## Written instruction
Report how many lines contain "name". The answer is a single number.

········

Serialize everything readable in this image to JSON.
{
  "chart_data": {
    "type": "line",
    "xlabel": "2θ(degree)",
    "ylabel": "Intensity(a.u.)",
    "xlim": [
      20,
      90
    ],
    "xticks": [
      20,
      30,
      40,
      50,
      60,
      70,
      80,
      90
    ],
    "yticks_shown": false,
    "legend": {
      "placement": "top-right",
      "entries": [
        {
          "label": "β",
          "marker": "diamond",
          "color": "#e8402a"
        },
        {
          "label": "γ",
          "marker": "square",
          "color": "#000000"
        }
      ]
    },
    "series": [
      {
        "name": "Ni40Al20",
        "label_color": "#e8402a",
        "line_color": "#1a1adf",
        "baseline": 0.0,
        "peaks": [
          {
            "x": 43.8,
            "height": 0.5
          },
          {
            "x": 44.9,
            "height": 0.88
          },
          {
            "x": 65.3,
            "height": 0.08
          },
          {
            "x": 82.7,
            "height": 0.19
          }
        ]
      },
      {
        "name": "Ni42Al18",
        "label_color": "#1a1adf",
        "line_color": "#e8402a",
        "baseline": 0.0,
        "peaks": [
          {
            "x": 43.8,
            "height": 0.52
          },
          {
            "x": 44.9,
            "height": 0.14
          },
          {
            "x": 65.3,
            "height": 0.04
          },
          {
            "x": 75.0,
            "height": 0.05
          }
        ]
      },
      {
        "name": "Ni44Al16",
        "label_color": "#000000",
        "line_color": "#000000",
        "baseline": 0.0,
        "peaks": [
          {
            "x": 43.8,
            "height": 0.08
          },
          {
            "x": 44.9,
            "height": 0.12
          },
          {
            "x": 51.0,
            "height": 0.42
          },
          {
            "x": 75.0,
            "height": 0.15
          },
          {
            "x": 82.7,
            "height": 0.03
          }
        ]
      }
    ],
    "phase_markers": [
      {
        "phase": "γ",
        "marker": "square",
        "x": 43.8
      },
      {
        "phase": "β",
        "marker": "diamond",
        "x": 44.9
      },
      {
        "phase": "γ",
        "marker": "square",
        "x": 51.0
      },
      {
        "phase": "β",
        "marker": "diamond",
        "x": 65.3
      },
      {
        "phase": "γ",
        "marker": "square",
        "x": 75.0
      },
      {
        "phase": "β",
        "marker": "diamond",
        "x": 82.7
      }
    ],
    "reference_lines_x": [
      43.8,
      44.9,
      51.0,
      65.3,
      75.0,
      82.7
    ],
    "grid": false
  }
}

········

## Exercise output
3